STATED PROBLEM: Extract the records below word for word and ignore the images.

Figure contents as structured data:
--- begin ---
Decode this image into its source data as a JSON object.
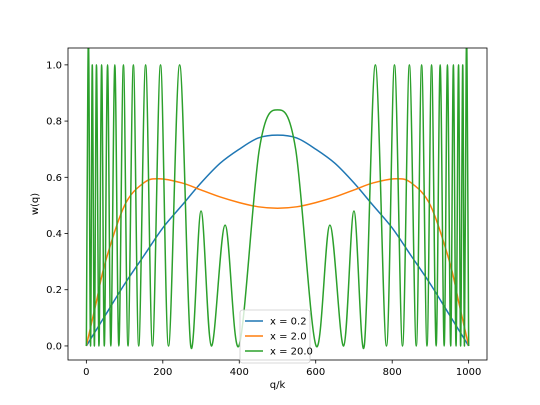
{
  "chart_data": {
    "type": "line",
    "title": "",
    "xlabel": "q/k",
    "ylabel": "w(q)",
    "xlim": [
      -48,
      1048
    ],
    "ylim": [
      -0.05,
      1.06
    ],
    "xticks": [
      0,
      200,
      400,
      600,
      800,
      1000
    ],
    "yticks": [
      0.0,
      0.2,
      0.4,
      0.6,
      0.8,
      1.0
    ],
    "xtick_labels": [
      "0",
      "200",
      "400",
      "600",
      "800",
      "1000"
    ],
    "ytick_labels": [
      "0.0",
      "0.2",
      "0.4",
      "0.6",
      "0.8",
      "1.0"
    ],
    "grid": false,
    "legend_position": "lower-center",
    "series": [
      {
        "name": "x = 0.2",
        "color": "#1f77b4",
        "x": [
          0,
          50,
          100,
          150,
          200,
          250,
          300,
          350,
          400,
          450,
          500,
          550,
          600,
          650,
          700,
          750,
          800,
          850,
          900,
          950,
          1000
        ],
        "y": [
          0.0,
          0.11,
          0.22,
          0.32,
          0.42,
          0.5,
          0.58,
          0.65,
          0.7,
          0.74,
          0.75,
          0.74,
          0.7,
          0.65,
          0.58,
          0.5,
          0.42,
          0.32,
          0.22,
          0.11,
          0.0
        ]
      },
      {
        "name": "x = 2.0",
        "color": "#ff7f0e",
        "x": [
          0,
          25,
          50,
          100,
          150,
          190,
          250,
          300,
          350,
          400,
          450,
          500,
          550,
          600,
          650,
          700,
          750,
          810,
          850,
          900,
          950,
          975,
          1000
        ],
        "y": [
          0.0,
          0.15,
          0.3,
          0.5,
          0.58,
          0.595,
          0.58,
          0.555,
          0.53,
          0.51,
          0.495,
          0.49,
          0.495,
          0.51,
          0.53,
          0.555,
          0.58,
          0.595,
          0.58,
          0.5,
          0.3,
          0.15,
          0.0
        ]
      },
      {
        "name": "x = 20.0",
        "color": "#2ca02c",
        "x": [
          0,
          4,
          6.5,
          11,
          15.5,
          21,
          26.5,
          33,
          40,
          47,
          55.5,
          64,
          74.5,
          85,
          97,
          109,
          123,
          137,
          155,
          173,
          194,
          215,
          244,
          273,
          300,
          327,
          363,
          399,
          452.5,
          500,
          547.5,
          601,
          637,
          673,
          700,
          727,
          756,
          785,
          806,
          827,
          845,
          863,
          877,
          891,
          903,
          915,
          925.5,
          936,
          944.5,
          953,
          960,
          967,
          973.5,
          979,
          984.5,
          989,
          993.5,
          996,
          1000
        ],
        "y": [
          0.0,
          0.96,
          1.0,
          0.0,
          1.0,
          0.0,
          1.0,
          0.0,
          1.0,
          0.0,
          1.0,
          0.0,
          1.0,
          0.0,
          1.0,
          0.0,
          1.0,
          0.0,
          1.0,
          0.0,
          1.0,
          0.0,
          1.0,
          0.0,
          0.48,
          0.0,
          0.43,
          0.0,
          0.7,
          0.84,
          0.7,
          0.0,
          0.43,
          0.0,
          0.48,
          0.0,
          1.0,
          0.0,
          1.0,
          0.0,
          1.0,
          0.0,
          1.0,
          0.0,
          1.0,
          0.0,
          1.0,
          0.0,
          1.0,
          0.0,
          1.0,
          0.0,
          1.0,
          0.0,
          1.0,
          0.0,
          1.0,
          0.96,
          0.0
        ]
      }
    ]
  }
}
--- end ---
RESULT OF THIS EXERCISE:
Decode this image into its source data as a JSON object.
{
  "chart_data": {
    "type": "line",
    "title": "",
    "xlabel": "q/k",
    "ylabel": "w(q)",
    "xlim": [
      -48,
      1048
    ],
    "ylim": [
      -0.05,
      1.06
    ],
    "xticks": [
      0,
      200,
      400,
      600,
      800,
      1000
    ],
    "yticks": [
      0.0,
      0.2,
      0.4,
      0.6,
      0.8,
      1.0
    ],
    "xtick_labels": [
      "0",
      "200",
      "400",
      "600",
      "800",
      "1000"
    ],
    "ytick_labels": [
      "0.0",
      "0.2",
      "0.4",
      "0.6",
      "0.8",
      "1.0"
    ],
    "grid": false,
    "legend_position": "lower-center",
    "series": [
      {
        "name": "x = 0.2",
        "color": "#1f77b4",
        "x": [
          0,
          50,
          100,
          150,
          200,
          250,
          300,
          350,
          400,
          450,
          500,
          550,
          600,
          650,
          700,
          750,
          800,
          850,
          900,
          950,
          1000
        ],
        "y": [
          0.0,
          0.11,
          0.22,
          0.32,
          0.42,
          0.5,
          0.58,
          0.65,
          0.7,
          0.74,
          0.75,
          0.74,
          0.7,
          0.65,
          0.58,
          0.5,
          0.42,
          0.32,
          0.22,
          0.11,
          0.0
        ]
      },
      {
        "name": "x = 2.0",
        "color": "#ff7f0e",
        "x": [
          0,
          25,
          50,
          100,
          150,
          190,
          250,
          300,
          350,
          400,
          450,
          500,
          550,
          600,
          650,
          700,
          750,
          810,
          850,
          900,
          950,
          975,
          1000
        ],
        "y": [
          0.0,
          0.15,
          0.3,
          0.5,
          0.58,
          0.595,
          0.58,
          0.555,
          0.53,
          0.51,
          0.495,
          0.49,
          0.495,
          0.51,
          0.53,
          0.555,
          0.58,
          0.595,
          0.58,
          0.5,
          0.3,
          0.15,
          0.0
        ]
      },
      {
        "name": "x = 20.0",
        "color": "#2ca02c",
        "x": [
          0,
          4,
          6.5,
          11,
          15.5,
          21,
          26.5,
          33,
          40,
          47,
          55.5,
          64,
          74.5,
          85,
          97,
          109,
          123,
          137,
          155,
          173,
          194,
          215,
          244,
          273,
          300,
          327,
          363,
          399,
          452.5,
          500,
          547.5,
          601,
          637,
          673,
          700,
          727,
          756,
          785,
          806,
          827,
          845,
          863,
          877,
          891,
          903,
          915,
          925.5,
          936,
          944.5,
          953,
          960,
          967,
          973.5,
          979,
          984.5,
          989,
          993.5,
          996,
          1000
        ],
        "y": [
          0.0,
          0.96,
          1.0,
          0.0,
          1.0,
          0.0,
          1.0,
          0.0,
          1.0,
          0.0,
          1.0,
          0.0,
          1.0,
          0.0,
          1.0,
          0.0,
          1.0,
          0.0,
          1.0,
          0.0,
          1.0,
          0.0,
          1.0,
          0.0,
          0.48,
          0.0,
          0.43,
          0.0,
          0.7,
          0.84,
          0.7,
          0.0,
          0.43,
          0.0,
          0.48,
          0.0,
          1.0,
          0.0,
          1.0,
          0.0,
          1.0,
          0.0,
          1.0,
          0.0,
          1.0,
          0.0,
          1.0,
          0.0,
          1.0,
          0.0,
          1.0,
          0.0,
          1.0,
          0.0,
          1.0,
          0.0,
          1.0,
          0.96,
          0.0
        ]
      }
    ]
  }
}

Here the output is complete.